• **WORK REQUIRED**: Pictures in the records should not be copied, but every other part must be repeated exactly.

---+---

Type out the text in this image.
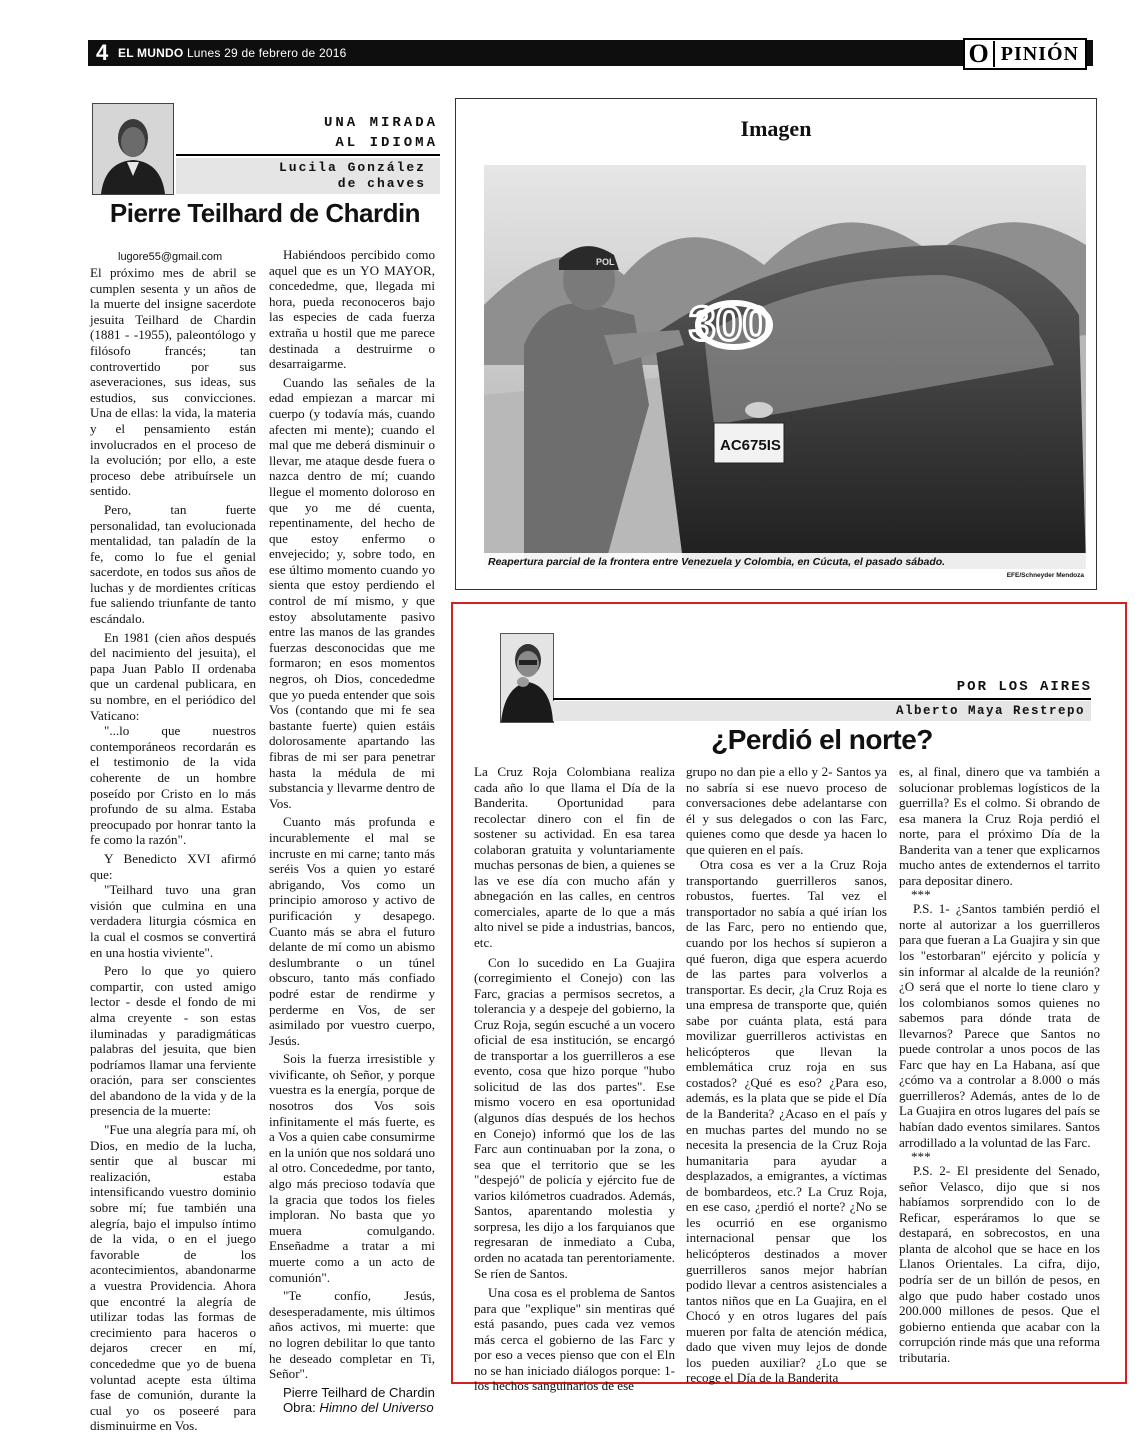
4 EL MUNDO Lunes 29 de febrero de 2016	O PINIÓN
UNA MIRADA
AL IDIOMA
Lucila González
de chaves
Pierre Teilhard de Chardin
lugore55@gmail.com

El próximo mes de abril se cumplen sesenta y un años de la muerte del insigne sacerdote jesuita Teilhard de Chardin (1881 - -1955), paleontólogo y filósofo francés; tan controvertido por sus aseveraciones, sus ideas, sus estudios, sus convicciones. Una de ellas: la vida, la materia y el pensamiento están involucrados en el proceso de la evolución; por ello, a este proceso debe atribuírsele un sentido.

Pero, tan fuerte personalidad, tan evolucionada mentalidad, tan paladín de la fe, como lo fue el genial sacerdote, en todos sus años de luchas y de mordientes críticas fue saliendo triunfante de tanto escándalo.

En 1981 (cien años después del nacimiento del jesuita), el papa Juan Pablo II ordenaba que un cardenal publicara, en su nombre, en el periódico del Vaticano:

"...lo que nuestros contemporáneos recordarán es el testimonio de la vida coherente de un hombre poseído por Cristo en lo más profundo de su alma. Estaba preocupado por honrar tanto la fe como la razón".

Y Benedicto XVI afirmó que:

"Teilhard tuvo una gran visión que culmina en una verdadera liturgia cósmica en la cual el cosmos se convertirá en una hostia viviente".

Pero lo que yo quiero compartir, con usted amigo lector - desde el fondo de mi alma creyente - son estas iluminadas y paradigmáticas palabras del jesuita, que bien podríamos llamar una ferviente oración, para ser conscientes del abandono de la vida y de la presencia de la muerte:

"Fue una alegría para mí, oh Dios, en medio de la lucha, sentir que al buscar mi realización, estaba intensificando vuestro dominio sobre mí; fue también una alegría, bajo el impulso íntimo de la vida, o en el juego favorable de los acontecimientos, abandonarme a vuestra Providencia. Ahora que encontré la alegría de utilizar todas las formas de crecimiento para haceros o dejaros crecer en mí, concededme que yo de buena voluntad acepte esta última fase de comunión, durante la cual yo os poseeré para disminuirme en Vos.

Habiéndoos percibido como aquel que es un YO MAYOR, concededme, que, llegada mi hora, pueda reconoceros bajo las especies de cada fuerza extraña u hostil que me parece destinada a destruirme o desarraigarme.

Cuando las señales de la edad empiezan a marcar mi cuerpo (y todavía más, cuando afecten mi mente); cuando el mal que me deberá disminuir o llevar, me ataque desde fuera o nazca dentro de mí; cuando llegue el momento doloroso en que yo me dé cuenta, repentinamente, del hecho de que estoy enfermo o envejecido; y, sobre todo, en ese último momento cuando yo sienta que estoy perdiendo el control de mí mismo, y que estoy absolutamente pasivo entre las manos de las grandes fuerzas desconocidas que me formaron; en esos momentos negros, oh Dios, concededme que yo pueda entender que sois Vos (contando que mi fe sea bastante fuerte) quien estáis dolorosamente apartando las fibras de mi ser para penetrar hasta la médula de mi substancia y llevarme dentro de Vos.

Cuanto más profunda e incurablemente el mal se incruste en mi carne; tanto más seréis Vos a quien yo estaré abrigando, Vos como un principio amoroso y activo de purificación y desapego. Cuanto más se abra el futuro delante de mí como un abismo deslumbrante o un túnel obscuro, tanto más confiado podré estar de rendirme y perderme en Vos, de ser asimilado por vuestro cuerpo, Jesús.

Sois la fuerza irresistible y vivificante, oh Señor, y porque vuestra es la energía, porque de nosotros dos Vos sois infinitamente el más fuerte, es a Vos a quien cabe consumirme en la unión que nos soldará uno al otro. Concededme, por tanto, algo más precioso todavía que la gracia que todos los fieles imploran. No basta que yo muera comulgando. Enseñadme a tratar a mi muerte como a un acto de comunión".

"Te confío, Jesús, desesperadamente, mis últimos años activos, mi muerte: que no logren debilitar lo que tanto he deseado completar en Ti, Señor".

Pierre Teilhard de Chardin

Obra: Himno del Universo

Imagen
300
AC675IS
POL
Reapertura parcial de la frontera entre Venezuela y Colombia, en Cúcuta, el pasado sábado.
EFE/Schneyder Mendoza
POR LOS AIRES
Alberto Maya Restrepo
¿Perdió el norte?

La Cruz Roja Colombiana realiza cada año lo que llama el Día de la Banderita. Oportunidad para recolectar dinero con el fin de sostener su actividad. En esa tarea colaboran gratuita y voluntariamente muchas personas de bien, a quienes se las ve ese día con mucho afán y abnegación en las calles, en centros comerciales, aparte de lo que a más alto nivel se pide a industrias, bancos, etc.

Con lo sucedido en La Guajira (corregimiento el Conejo) con las Farc, gracias a permisos secretos, a tolerancia y a despeje del gobierno, la Cruz Roja, según escuché a un vocero oficial de esa institución, se encargó de transportar a los guerrilleros a ese evento, cosa que hizo porque "hubo solicitud de las dos partes". Ese mismo vocero en esa oportunidad (algunos días después de los hechos en Conejo) informó que los de las Farc aun continuaban por la zona, o sea que el territorio que se les "despejó" de policía y ejército fue de varios kilómetros cuadrados. Además, Santos, aparentando molestia y sorpresa, les dijo a los farquianos que regresaran de inmediato a Cuba, orden no acatada tan perentoriamente. Se ríen de Santos.

Una cosa es el problema de Santos para que "explique" sin mentiras qué está pasando, pues cada vez vemos más cerca el gobierno de las Farc y por eso a veces pienso que con el Eln no se han iniciado diálogos porque: 1- los hechos sanguinarios de ese

grupo no dan pie a ello y 2- Santos ya no sabría si ese nuevo proceso de conversaciones debe adelantarse con él y sus delegados o con las Farc, quienes como que desde ya hacen lo que quieren en el país.

Otra cosa es ver a la Cruz Roja transportando guerrilleros sanos, robustos, fuertes. Tal vez el transportador no sabía a qué irían los de las Farc, pero no entiendo que, cuando por los hechos sí supieron a qué fueron, diga que espera acuerdo de las partes para volverlos a transportar. Es decir, ¿la Cruz Roja es una empresa de transporte que, quién sabe por cuánta plata, está para movilizar guerrilleros activistas en helicópteros que llevan la emblemática cruz roja en sus costados? ¿Qué es eso? ¿Para eso, además, es la plata que se pide el Día de la Banderita? ¿Acaso en el país y en muchas partes del mundo no se necesita la presencia de la Cruz Roja humanitaria para ayudar a desplazados, a emigrantes, a víctimas de bombardeos, etc.? La Cruz Roja, en ese caso, ¿perdió el norte? ¿No se les ocurrió en ese organismo internacional pensar que los helicópteros destinados a mover guerrilleros sanos mejor habrían podido llevar a centros asistenciales a tantos niños que en La Guajira, en el Chocó y en otros lugares del país mueren por falta de atención médica, dado que viven muy lejos de donde los pueden auxiliar? ¿Lo que se recoge el Día de la Banderita

es, al final, dinero que va también a solucionar problemas logísticos de la guerrilla? Es el colmo. Si obrando de esa manera la Cruz Roja perdió el norte, para el próximo Día de la Banderita van a tener que explicarnos mucho antes de extendernos el tarrito para depositar dinero.

***

P.S. 1- ¿Santos también perdió el norte al autorizar a los guerrilleros para que fueran a La Guajira y sin que los "estorbaran" ejército y policía y sin informar al alcalde de la reunión? ¿O será que el norte lo tiene claro y los colombianos somos quienes no sabemos para dónde trata de llevarnos? Parece que Santos no puede controlar a unos pocos de las Farc que hay en La Habana, así que ¿cómo va a controlar a 8.000 o más guerrilleros? Además, antes de lo de La Guajira en otros lugares del país se habían dado eventos similares. Santos arrodillado a la voluntad de las Farc.

***

P.S. 2- El presidente del Senado, señor Velasco, dijo que si nos habíamos sorprendido con lo de Reficar, esperáramos lo que se destapará, en sobrecostos, en una planta de alcohol que se hace en los Llanos Orientales. La cifra, dijo, podría ser de un billón de pesos, en algo que pudo haber costado unos 200.000 millones de pesos. Que el gobierno entienda que acabar con la corrupción rinde más que una reforma tributaria.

---+---

• **RESULT FOR THIS TASK**:
Type out the text in this image.
4 EL MUNDO Lunes 29 de febrero de 2016	O PINIÓN
UNA MIRADA
AL IDIOMA
Lucila González
de chaves
Pierre Teilhard de Chardin
lugore55@gmail.com

El próximo mes de abril se cumplen sesenta y un años de la muerte del insigne sacerdote jesuita Teilhard de Chardin (1881 - -1955), paleontólogo y filósofo francés; tan controvertido por sus aseveraciones, sus ideas, sus estudios, sus convicciones. Una de ellas: la vida, la materia y el pensamiento están involucrados en el proceso de la evolución; por ello, a este proceso debe atribuírsele un sentido.

Pero, tan fuerte personalidad, tan evolucionada mentalidad, tan paladín de la fe, como lo fue el genial sacerdote, en todos sus años de luchas y de mordientes críticas fue saliendo triunfante de tanto escándalo.

En 1981 (cien años después del nacimiento del jesuita), el papa Juan Pablo II ordenaba que un cardenal publicara, en su nombre, en el periódico del Vaticano:

"...lo que nuestros contemporáneos recordarán es el testimonio de la vida coherente de un hombre poseído por Cristo en lo más profundo de su alma. Estaba preocupado por honrar tanto la fe como la razón".

Y Benedicto XVI afirmó que:

"Teilhard tuvo una gran visión que culmina en una verdadera liturgia cósmica en la cual el cosmos se convertirá en una hostia viviente".

Pero lo que yo quiero compartir, con usted amigo lector - desde el fondo de mi alma creyente - son estas iluminadas y paradigmáticas palabras del jesuita, que bien podríamos llamar una ferviente oración, para ser conscientes del abandono de la vida y de la presencia de la muerte:

"Fue una alegría para mí, oh Dios, en medio de la lucha, sentir que al buscar mi realización, estaba intensificando vuestro dominio sobre mí; fue también una alegría, bajo el impulso íntimo de la vida, o en el juego favorable de los acontecimientos, abandonarme a vuestra Providencia. Ahora que encontré la alegría de utilizar todas las formas de crecimiento para haceros o dejaros crecer en mí, concededme que yo de buena voluntad acepte esta última fase de comunión, durante la cual yo os poseeré para disminuirme en Vos.

Habiéndoos percibido como aquel que es un YO MAYOR, concededme, que, llegada mi hora, pueda reconoceros bajo las especies de cada fuerza extraña u hostil que me parece destinada a destruirme o desarraigarme.

Cuando las señales de la edad empiezan a marcar mi cuerpo (y todavía más, cuando afecten mi mente); cuando el mal que me deberá disminuir o llevar, me ataque desde fuera o nazca dentro de mí; cuando llegue el momento doloroso en que yo me dé cuenta, repentinamente, del hecho de que estoy enfermo o envejecido; y, sobre todo, en ese último momento cuando yo sienta que estoy perdiendo el control de mí mismo, y que estoy absolutamente pasivo entre las manos de las grandes fuerzas desconocidas que me formaron; en esos momentos negros, oh Dios, concededme que yo pueda entender que sois Vos (contando que mi fe sea bastante fuerte) quien estáis dolorosamente apartando las fibras de mi ser para penetrar hasta la médula de mi substancia y llevarme dentro de Vos.

Cuanto más profunda e incurablemente el mal se incruste en mi carne; tanto más seréis Vos a quien yo estaré abrigando, Vos como un principio amoroso y activo de purificación y desapego. Cuanto más se abra el futuro delante de mí como un abismo deslumbrante o un túnel obscuro, tanto más confiado podré estar de rendirme y perderme en Vos, de ser asimilado por vuestro cuerpo, Jesús.

Sois la fuerza irresistible y vivificante, oh Señor, y porque vuestra es la energía, porque de nosotros dos Vos sois infinitamente el más fuerte, es a Vos a quien cabe consumirme en la unión que nos soldará uno al otro. Concededme, por tanto, algo más precioso todavía que la gracia que todos los fieles imploran. No basta que yo muera comulgando. Enseñadme a tratar a mi muerte como a un acto de comunión".

"Te confío, Jesús, desesperadamente, mis últimos años activos, mi muerte: que no logren debilitar lo que tanto he deseado completar en Ti, Señor".

Pierre Teilhard de Chardin

Obra: Himno del Universo

Imagen
300
AC675IS
POL
Reapertura parcial de la frontera entre Venezuela y Colombia, en Cúcuta, el pasado sábado.
EFE/Schneyder Mendoza
POR LOS AIRES
Alberto Maya Restrepo
¿Perdió el norte?

La Cruz Roja Colombiana realiza cada año lo que llama el Día de la Banderita. Oportunidad para recolectar dinero con el fin de sostener su actividad. En esa tarea colaboran gratuita y voluntariamente muchas personas de bien, a quienes se las ve ese día con mucho afán y abnegación en las calles, en centros comerciales, aparte de lo que a más alto nivel se pide a industrias, bancos, etc.

Con lo sucedido en La Guajira (corregimiento el Conejo) con las Farc, gracias a permisos secretos, a tolerancia y a despeje del gobierno, la Cruz Roja, según escuché a un vocero oficial de esa institución, se encargó de transportar a los guerrilleros a ese evento, cosa que hizo porque "hubo solicitud de las dos partes". Ese mismo vocero en esa oportunidad (algunos días después de los hechos en Conejo) informó que los de las Farc aun continuaban por la zona, o sea que el territorio que se les "despejó" de policía y ejército fue de varios kilómetros cuadrados. Además, Santos, aparentando molestia y sorpresa, les dijo a los farquianos que regresaran de inmediato a Cuba, orden no acatada tan perentoriamente. Se ríen de Santos.

Una cosa es el problema de Santos para que "explique" sin mentiras qué está pasando, pues cada vez vemos más cerca el gobierno de las Farc y por eso a veces pienso que con el Eln no se han iniciado diálogos porque: 1- los hechos sanguinarios de ese

grupo no dan pie a ello y 2- Santos ya no sabría si ese nuevo proceso de conversaciones debe adelantarse con él y sus delegados o con las Farc, quienes como que desde ya hacen lo que quieren en el país.

Otra cosa es ver a la Cruz Roja transportando guerrilleros sanos, robustos, fuertes. Tal vez el transportador no sabía a qué irían los de las Farc, pero no entiendo que, cuando por los hechos sí supieron a qué fueron, diga que espera acuerdo de las partes para volverlos a transportar. Es decir, ¿la Cruz Roja es una empresa de transporte que, quién sabe por cuánta plata, está para movilizar guerrilleros activistas en helicópteros que llevan la emblemática cruz roja en sus costados? ¿Qué es eso? ¿Para eso, además, es la plata que se pide el Día de la Banderita? ¿Acaso en el país y en muchas partes del mundo no se necesita la presencia de la Cruz Roja humanitaria para ayudar a desplazados, a emigrantes, a víctimas de bombardeos, etc.? La Cruz Roja, en ese caso, ¿perdió el norte? ¿No se les ocurrió en ese organismo internacional pensar que los helicópteros destinados a mover guerrilleros sanos mejor habrían podido llevar a centros asistenciales a tantos niños que en La Guajira, en el Chocó y en otros lugares del país mueren por falta de atención médica, dado que viven muy lejos de donde los pueden auxiliar? ¿Lo que se recoge el Día de la Banderita

es, al final, dinero que va también a solucionar problemas logísticos de la guerrilla? Es el colmo. Si obrando de esa manera la Cruz Roja perdió el norte, para el próximo Día de la Banderita van a tener que explicarnos mucho antes de extendernos el tarrito para depositar dinero.

***

P.S. 1- ¿Santos también perdió el norte al autorizar a los guerrilleros para que fueran a La Guajira y sin que los "estorbaran" ejército y policía y sin informar al alcalde de la reunión? ¿O será que el norte lo tiene claro y los colombianos somos quienes no sabemos para dónde trata de llevarnos? Parece que Santos no puede controlar a unos pocos de las Farc que hay en La Habana, así que ¿cómo va a controlar a 8.000 o más guerrilleros? Además, antes de lo de La Guajira en otros lugares del país se habían dado eventos similares. Santos arrodillado a la voluntad de las Farc.

***

P.S. 2- El presidente del Senado, señor Velasco, dijo que si nos habíamos sorprendido con lo de Reficar, esperáramos lo que se destapará, en sobrecostos, en una planta de alcohol que se hace en los Llanos Orientales. La cifra, dijo, podría ser de un billón de pesos, en algo que pudo haber costado unos 200.000 millones de pesos. Que el gobierno entienda que acabar con la corrupción rinde más que una reforma tributaria.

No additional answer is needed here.